[Start of Supplied records]

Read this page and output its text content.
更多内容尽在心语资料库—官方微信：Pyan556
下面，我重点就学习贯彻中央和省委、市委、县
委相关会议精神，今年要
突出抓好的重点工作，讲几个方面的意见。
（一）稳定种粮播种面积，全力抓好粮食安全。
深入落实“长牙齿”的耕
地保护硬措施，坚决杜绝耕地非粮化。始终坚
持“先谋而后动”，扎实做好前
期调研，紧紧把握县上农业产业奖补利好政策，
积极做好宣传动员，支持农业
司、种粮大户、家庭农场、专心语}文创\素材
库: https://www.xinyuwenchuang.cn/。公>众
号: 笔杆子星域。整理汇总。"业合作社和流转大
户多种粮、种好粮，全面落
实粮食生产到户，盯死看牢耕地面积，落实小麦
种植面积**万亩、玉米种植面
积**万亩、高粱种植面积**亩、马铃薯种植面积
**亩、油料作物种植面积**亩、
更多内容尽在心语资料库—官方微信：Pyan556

[End of Supplied records]

Written exercise. Copy out each record, keeping every word as it is.

Response below.
Read this page and output its text content.
更多内容尽在心语资料库—官方微信：Pyan556
下面，我重点就学习贯彻中央和省委、市委、县
委相关会议精神，今年要
突出抓好的重点工作，讲几个方面的意见。
（一）稳定种粮播种面积，全力抓好粮食安全。
深入落实“长牙齿”的耕
地保护硬措施，坚决杜绝耕地非粮化。始终坚
持“先谋而后动”，扎实做好前
期调研，紧紧把握县上农业产业奖补利好政策，
积极做好宣传动员，支持农业
司、种粮大户、家庭农场、专心语}文创\素材
库: https://www.xinyuwenchuang.cn/。公>众
号: 笔杆子星域。整理汇总。"业合作社和流转大
户多种粮、种好粮，全面落
实粮食生产到户，盯死看牢耕地面积，落实小麦
种植面积**万亩、玉米种植面
积**万亩、高粱种植面积**亩、马铃薯种植面积
**亩、油料作物种植面积**亩、
更多内容尽在心语资料库—官方微信：Pyan556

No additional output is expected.